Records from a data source
—————

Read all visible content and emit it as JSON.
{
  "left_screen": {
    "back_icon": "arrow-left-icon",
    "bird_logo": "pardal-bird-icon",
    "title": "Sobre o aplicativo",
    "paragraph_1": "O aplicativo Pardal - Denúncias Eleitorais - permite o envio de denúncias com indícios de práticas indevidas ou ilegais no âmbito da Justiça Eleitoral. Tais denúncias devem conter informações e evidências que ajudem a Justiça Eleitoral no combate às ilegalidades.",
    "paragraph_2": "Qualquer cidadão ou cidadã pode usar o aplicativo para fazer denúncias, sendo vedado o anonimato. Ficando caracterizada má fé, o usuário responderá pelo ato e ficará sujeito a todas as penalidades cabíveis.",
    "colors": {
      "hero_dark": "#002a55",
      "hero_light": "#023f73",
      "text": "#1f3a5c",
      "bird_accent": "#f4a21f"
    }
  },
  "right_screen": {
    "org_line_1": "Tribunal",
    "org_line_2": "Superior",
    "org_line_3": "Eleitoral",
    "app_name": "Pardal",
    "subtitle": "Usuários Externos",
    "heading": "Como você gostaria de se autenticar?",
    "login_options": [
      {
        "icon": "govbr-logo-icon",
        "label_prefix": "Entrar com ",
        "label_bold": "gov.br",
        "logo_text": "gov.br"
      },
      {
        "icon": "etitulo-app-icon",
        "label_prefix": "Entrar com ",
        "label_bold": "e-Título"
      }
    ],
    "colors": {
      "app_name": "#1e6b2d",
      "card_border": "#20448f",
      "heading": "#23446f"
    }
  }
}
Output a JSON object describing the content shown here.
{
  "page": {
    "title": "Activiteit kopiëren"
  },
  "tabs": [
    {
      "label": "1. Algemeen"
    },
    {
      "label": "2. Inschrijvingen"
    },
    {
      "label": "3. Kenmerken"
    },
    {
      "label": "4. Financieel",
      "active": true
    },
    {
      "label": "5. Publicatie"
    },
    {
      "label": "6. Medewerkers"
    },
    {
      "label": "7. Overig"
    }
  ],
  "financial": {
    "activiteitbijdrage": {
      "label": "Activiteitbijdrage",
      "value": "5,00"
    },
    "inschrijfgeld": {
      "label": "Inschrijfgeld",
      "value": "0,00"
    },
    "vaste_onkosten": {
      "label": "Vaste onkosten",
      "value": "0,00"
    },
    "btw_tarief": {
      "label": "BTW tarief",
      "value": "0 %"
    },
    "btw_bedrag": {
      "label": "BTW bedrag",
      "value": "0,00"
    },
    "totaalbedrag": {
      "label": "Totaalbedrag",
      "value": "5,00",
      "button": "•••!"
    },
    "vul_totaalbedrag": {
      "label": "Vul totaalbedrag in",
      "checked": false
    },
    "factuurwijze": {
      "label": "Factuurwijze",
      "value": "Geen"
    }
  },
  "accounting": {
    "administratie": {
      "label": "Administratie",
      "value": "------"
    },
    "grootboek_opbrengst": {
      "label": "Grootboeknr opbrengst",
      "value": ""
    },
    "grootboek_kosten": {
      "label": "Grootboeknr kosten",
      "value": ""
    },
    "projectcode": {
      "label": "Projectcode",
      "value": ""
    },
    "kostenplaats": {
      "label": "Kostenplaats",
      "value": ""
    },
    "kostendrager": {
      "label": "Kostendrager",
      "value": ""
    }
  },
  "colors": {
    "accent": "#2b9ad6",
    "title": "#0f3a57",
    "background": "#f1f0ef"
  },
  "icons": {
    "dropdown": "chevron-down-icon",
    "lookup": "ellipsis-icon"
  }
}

—————

--- WHAT IS EXPECTED ---
In the listing above, find the line with "Output a JSON" and set down that line and all after it exactly, through the final line.

--- EXERCISE RESULT ---
Output a JSON object describing the content shown here.
{
  "page": {
    "title": "Activiteit kopiëren"
  },
  "tabs": [
    {
      "label": "1. Algemeen"
    },
    {
      "label": "2. Inschrijvingen"
    },
    {
      "label": "3. Kenmerken"
    },
    {
      "label": "4. Financieel",
      "active": true
    },
    {
      "label": "5. Publicatie"
    },
    {
      "label": "6. Medewerkers"
    },
    {
      "label": "7. Overig"
    }
  ],
  "financial": {
    "activiteitbijdrage": {
      "label": "Activiteitbijdrage",
      "value": "5,00"
    },
    "inschrijfgeld": {
      "label": "Inschrijfgeld",
      "value": "0,00"
    },
    "vaste_onkosten": {
      "label": "Vaste onkosten",
      "value": "0,00"
    },
    "btw_tarief": {
      "label": "BTW tarief",
      "value": "0 %"
    },
    "btw_bedrag": {
      "label": "BTW bedrag",
      "value": "0,00"
    },
    "totaalbedrag": {
      "label": "Totaalbedrag",
      "value": "5,00",
      "button": "•••!"
    },
    "vul_totaalbedrag": {
      "label": "Vul totaalbedrag in",
      "checked": false
    },
    "factuurwijze": {
      "label": "Factuurwijze",
      "value": "Geen"
    }
  },
  "accounting": {
    "administratie": {
      "label": "Administratie",
      "value": "------"
    },
    "grootboek_opbrengst": {
      "label": "Grootboeknr opbrengst",
      "value": ""
    },
    "grootboek_kosten": {
      "label": "Grootboeknr kosten",
      "value": ""
    },
    "projectcode": {
      "label": "Projectcode",
      "value": ""
    },
    "kostenplaats": {
      "label": "Kostenplaats",
      "value": ""
    },
    "kostendrager": {
      "label": "Kostendrager",
      "value": ""
    }
  },
  "colors": {
    "accent": "#2b9ad6",
    "title": "#0f3a57",
    "background": "#f1f0ef"
  },
  "icons": {
    "dropdown": "chevron-down-icon",
    "lookup": "ellipsis-icon"
  }
}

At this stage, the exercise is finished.